• **WHAT THE TASK ASKS**:
Gather every line in the records below that contains the word "HENM".

==== RECORD SET

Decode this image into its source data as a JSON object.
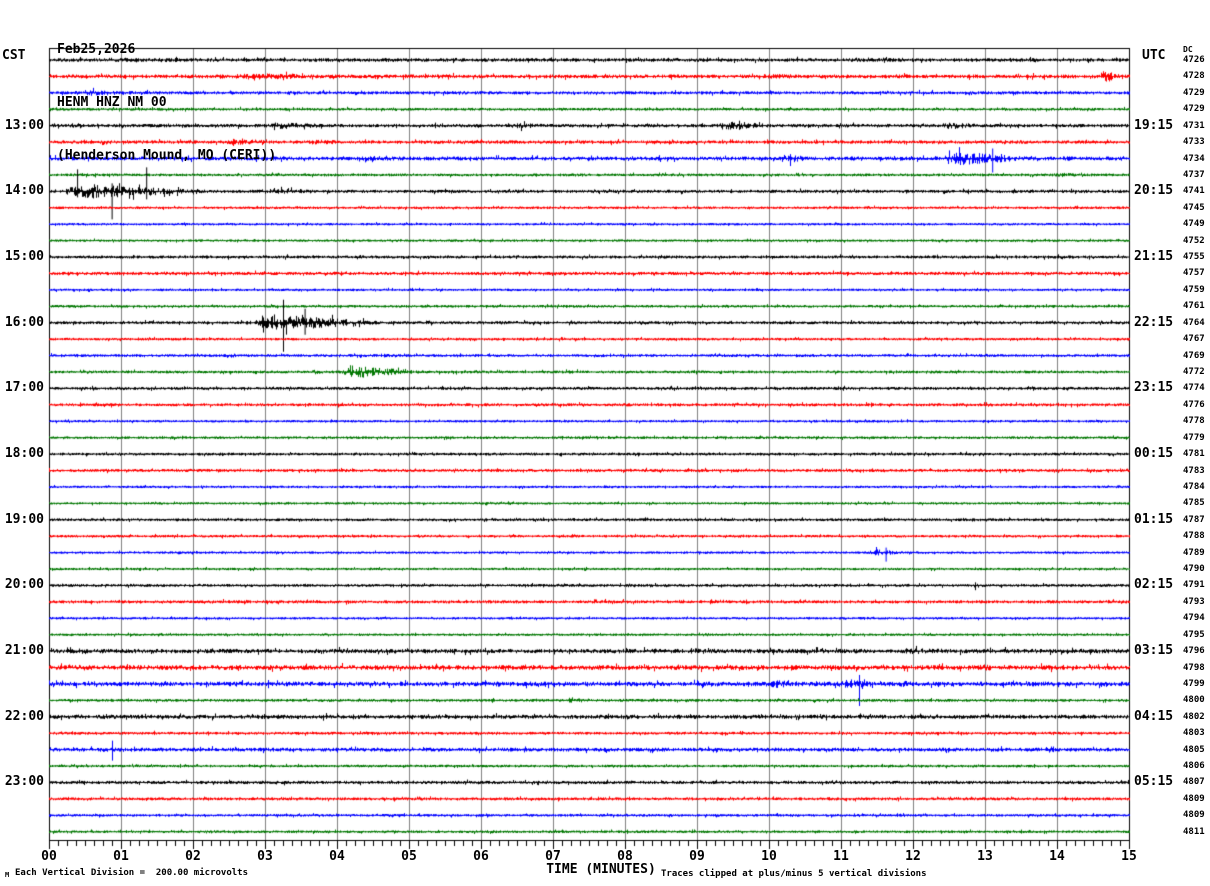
{
  "title": {
    "date": "Feb25,2026",
    "station": "HENM HNZ NM 00",
    "location": "(Henderson Mound, MO (CERI))"
  },
  "axis": {
    "left_timezone": "CST",
    "right_timezone": "UTC",
    "dc_header": "DC",
    "x_title": "TIME (MINUTES)",
    "x_tick_labels": [
      "00",
      "01",
      "02",
      "03",
      "04",
      "05",
      "06",
      "07",
      "08",
      "09",
      "10",
      "11",
      "12",
      "13",
      "14",
      "15"
    ],
    "left_hour_labels": [
      {
        "row": 5,
        "label": "13:00"
      },
      {
        "row": 9,
        "label": "14:00"
      },
      {
        "row": 13,
        "label": "15:00"
      },
      {
        "row": 17,
        "label": "16:00"
      },
      {
        "row": 21,
        "label": "17:00"
      },
      {
        "row": 25,
        "label": "18:00"
      },
      {
        "row": 29,
        "label": "19:00"
      },
      {
        "row": 33,
        "label": "20:00"
      },
      {
        "row": 37,
        "label": "21:00"
      },
      {
        "row": 41,
        "label": "22:00"
      },
      {
        "row": 45,
        "label": "23:00"
      }
    ],
    "right_hour_labels": [
      {
        "row": 5,
        "label": "19:15"
      },
      {
        "row": 9,
        "label": "20:15"
      },
      {
        "row": 13,
        "label": "21:15"
      },
      {
        "row": 17,
        "label": "22:15"
      },
      {
        "row": 21,
        "label": "23:15"
      },
      {
        "row": 25,
        "label": "00:15"
      },
      {
        "row": 29,
        "label": "01:15"
      },
      {
        "row": 33,
        "label": "02:15"
      },
      {
        "row": 37,
        "label": "03:15"
      },
      {
        "row": 41,
        "label": "04:15"
      },
      {
        "row": 45,
        "label": "05:15"
      }
    ]
  },
  "footer": {
    "corner_mark": "M",
    "scale_note": "Each Vertical Division =  200.00 microvolts",
    "clip_note": "Traces clipped at plus/minus 5 vertical divisions"
  },
  "colors": {
    "black": "#000000",
    "red": "#ff0000",
    "blue": "#0000ff",
    "green": "#007700",
    "grid": "#808080",
    "frame": "#000000",
    "background": "#ffffff"
  },
  "chart_data": {
    "type": "line",
    "title": "HENM HNZ NM 00 helicorder, Feb25,2026",
    "x_unit": "minutes",
    "x_range": [
      0,
      15
    ],
    "minutes_per_line": 15,
    "lines_per_hour": 4,
    "trace_color_cycle": [
      "black",
      "red",
      "blue",
      "green"
    ],
    "rows": [
      {
        "dc": "4726",
        "color": "black",
        "base": 1.4,
        "events": [
          [
            1.3,
            2.7,
            2.0
          ],
          [
            4.0,
            6.5,
            1.8
          ],
          [
            8.0,
            9.6,
            1.6
          ],
          [
            11.4,
            12.6,
            1.6
          ]
        ],
        "spikes": []
      },
      {
        "dc": "4728",
        "color": "red",
        "base": 1.5,
        "events": [
          [
            2.3,
            4.8,
            3.2
          ],
          [
            5.2,
            6.2,
            2.2
          ],
          [
            9.7,
            11.2,
            2.4
          ],
          [
            13.2,
            14.3,
            2.0
          ],
          [
            14.55,
            15.0,
            5.5
          ]
        ],
        "spikes": []
      },
      {
        "dc": "4729",
        "color": "blue",
        "base": 1.2,
        "events": [
          [
            0.0,
            2.6,
            2.4
          ],
          [
            5.5,
            7.0,
            1.5
          ]
        ],
        "spikes": []
      },
      {
        "dc": "4729",
        "color": "green",
        "base": 1.0,
        "events": [
          [
            4.5,
            6.0,
            1.4
          ],
          [
            9.0,
            10.0,
            1.3
          ]
        ],
        "spikes": []
      },
      {
        "dc": "4731",
        "color": "black",
        "base": 1.3,
        "events": [
          [
            2.9,
            4.5,
            3.0
          ],
          [
            6.3,
            7.4,
            2.6
          ],
          [
            9.2,
            10.5,
            4.2
          ],
          [
            12.3,
            13.3,
            3.4
          ]
        ],
        "spikes": []
      },
      {
        "dc": "4733",
        "color": "red",
        "base": 1.3,
        "events": [
          [
            2.4,
            3.3,
            4.2
          ],
          [
            3.3,
            5.2,
            2.0
          ]
        ],
        "spikes": []
      },
      {
        "dc": "4734",
        "color": "blue",
        "base": 1.5,
        "events": [
          [
            4.0,
            6.3,
            2.2
          ],
          [
            10.15,
            10.8,
            4.2
          ],
          [
            10.9,
            12.3,
            2.2
          ],
          [
            12.3,
            14.0,
            6.5
          ],
          [
            14.0,
            14.7,
            2.0
          ]
        ],
        "spikes": [
          [
            13.1,
            10,
            14
          ]
        ]
      },
      {
        "dc": "4737",
        "color": "green",
        "base": 1.0,
        "events": [
          [
            13.8,
            14.7,
            2.2
          ]
        ],
        "spikes": []
      },
      {
        "dc": "4741",
        "color": "black",
        "base": 1.2,
        "events": [
          [
            0.0,
            2.7,
            7.0
          ],
          [
            2.7,
            4.4,
            2.4
          ]
        ],
        "spikes": [
          [
            0.39,
            22,
            6
          ],
          [
            0.87,
            8,
            28
          ],
          [
            1.35,
            24,
            8
          ]
        ]
      },
      {
        "dc": "4745",
        "color": "red",
        "base": 0.9,
        "events": [],
        "spikes": []
      },
      {
        "dc": "4749",
        "color": "blue",
        "base": 0.8,
        "events": [],
        "spikes": []
      },
      {
        "dc": "4752",
        "color": "green",
        "base": 0.8,
        "events": [],
        "spikes": []
      },
      {
        "dc": "4755",
        "color": "black",
        "base": 1.1,
        "events": [],
        "spikes": []
      },
      {
        "dc": "4757",
        "color": "red",
        "base": 1.2,
        "events": [],
        "spikes": []
      },
      {
        "dc": "4759",
        "color": "blue",
        "base": 0.8,
        "events": [],
        "spikes": []
      },
      {
        "dc": "4761",
        "color": "green",
        "base": 0.9,
        "events": [],
        "spikes": []
      },
      {
        "dc": "4764",
        "color": "black",
        "base": 1.1,
        "events": [
          [
            2.65,
            5.0,
            8.0
          ],
          [
            5.0,
            6.0,
            2.0
          ],
          [
            6.0,
            7.2,
            1.5
          ]
        ],
        "spikes": [
          [
            3.25,
            23,
            29
          ],
          [
            3.55,
            14,
            12
          ]
        ]
      },
      {
        "dc": "4767",
        "color": "red",
        "base": 0.9,
        "events": [],
        "spikes": []
      },
      {
        "dc": "4769",
        "color": "blue",
        "base": 1.0,
        "events": [
          [
            2.4,
            3.0,
            1.8
          ],
          [
            4.5,
            5.1,
            1.6
          ],
          [
            7.4,
            8.2,
            1.5
          ]
        ],
        "spikes": []
      },
      {
        "dc": "4772",
        "color": "green",
        "base": 1.0,
        "events": [
          [
            3.6,
            3.98,
            2.0
          ],
          [
            3.98,
            5.4,
            6.0
          ],
          [
            5.4,
            6.3,
            1.8
          ],
          [
            6.9,
            8.4,
            1.3
          ],
          [
            10.6,
            11.6,
            1.3
          ]
        ],
        "spikes": []
      },
      {
        "dc": "4774",
        "color": "black",
        "base": 1.1,
        "events": [],
        "spikes": []
      },
      {
        "dc": "4776",
        "color": "red",
        "base": 1.1,
        "events": [],
        "spikes": []
      },
      {
        "dc": "4778",
        "color": "blue",
        "base": 0.8,
        "events": [],
        "spikes": []
      },
      {
        "dc": "4779",
        "color": "green",
        "base": 0.9,
        "events": [],
        "spikes": []
      },
      {
        "dc": "4781",
        "color": "black",
        "base": 1.0,
        "events": [],
        "spikes": []
      },
      {
        "dc": "4783",
        "color": "red",
        "base": 1.1,
        "events": [],
        "spikes": []
      },
      {
        "dc": "4784",
        "color": "blue",
        "base": 0.8,
        "events": [],
        "spikes": []
      },
      {
        "dc": "4785",
        "color": "green",
        "base": 0.8,
        "events": [],
        "spikes": []
      },
      {
        "dc": "4787",
        "color": "black",
        "base": 1.0,
        "events": [],
        "spikes": []
      },
      {
        "dc": "4788",
        "color": "red",
        "base": 0.9,
        "events": [],
        "spikes": []
      },
      {
        "dc": "4789",
        "color": "blue",
        "base": 0.8,
        "events": [
          [
            11.35,
            11.95,
            3.5
          ]
        ],
        "spikes": [
          [
            11.62,
            5,
            9
          ]
        ]
      },
      {
        "dc": "4790",
        "color": "green",
        "base": 0.8,
        "events": [],
        "spikes": []
      },
      {
        "dc": "4791",
        "color": "black",
        "base": 1.0,
        "events": [
          [
            12.82,
            13.05,
            3.0
          ]
        ],
        "spikes": []
      },
      {
        "dc": "4793",
        "color": "red",
        "base": 1.2,
        "events": [],
        "spikes": []
      },
      {
        "dc": "4794",
        "color": "blue",
        "base": 0.8,
        "events": [],
        "spikes": []
      },
      {
        "dc": "4795",
        "color": "green",
        "base": 0.8,
        "events": [],
        "spikes": []
      },
      {
        "dc": "4796",
        "color": "black",
        "base": 1.8,
        "events": [
          [
            8.5,
            10.5,
            2.6
          ],
          [
            11.5,
            13.5,
            2.8
          ]
        ],
        "spikes": []
      },
      {
        "dc": "4798",
        "color": "red",
        "base": 2.0,
        "events": [
          [
            0.0,
            1.8,
            2.6
          ],
          [
            7.8,
            9.0,
            2.4
          ],
          [
            12.6,
            14.6,
            2.7
          ]
        ],
        "spikes": []
      },
      {
        "dc": "4799",
        "color": "blue",
        "base": 1.9,
        "events": [
          [
            6.1,
            6.6,
            2.6
          ],
          [
            9.8,
            10.9,
            4.0
          ],
          [
            10.9,
            11.7,
            5.5
          ],
          [
            11.7,
            12.4,
            3.0
          ]
        ],
        "spikes": [
          [
            11.25,
            9,
            22
          ]
        ]
      },
      {
        "dc": "4800",
        "color": "green",
        "base": 1.0,
        "events": [
          [
            7.1,
            7.6,
            3.4
          ]
        ],
        "spikes": []
      },
      {
        "dc": "4802",
        "color": "black",
        "base": 1.7,
        "events": [
          [
            0.2,
            1.3,
            2.2
          ],
          [
            5.0,
            7.0,
            2.0
          ]
        ],
        "spikes": []
      },
      {
        "dc": "4803",
        "color": "red",
        "base": 1.0,
        "events": [],
        "spikes": []
      },
      {
        "dc": "4805",
        "color": "blue",
        "base": 1.5,
        "events": [
          [
            0.6,
            1.2,
            3.0
          ]
        ],
        "spikes": [
          [
            0.875,
            9,
            11
          ]
        ]
      },
      {
        "dc": "4806",
        "color": "green",
        "base": 0.9,
        "events": [],
        "spikes": []
      },
      {
        "dc": "4807",
        "color": "black",
        "base": 1.2,
        "events": [],
        "spikes": []
      },
      {
        "dc": "4809",
        "color": "red",
        "base": 1.1,
        "events": [
          [
            0.4,
            1.1,
            1.6
          ]
        ],
        "spikes": []
      },
      {
        "dc": "4809",
        "color": "blue",
        "base": 0.9,
        "events": [],
        "spikes": []
      },
      {
        "dc": "4811",
        "color": "green",
        "base": 0.9,
        "events": [],
        "spikes": []
      }
    ]
  }
}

========

• **EXERCISE RESPONSE**:
    "station": "HENM HNZ NM 00",
    "title": "HENM HNZ NM 00 helicorder, Feb25,2026",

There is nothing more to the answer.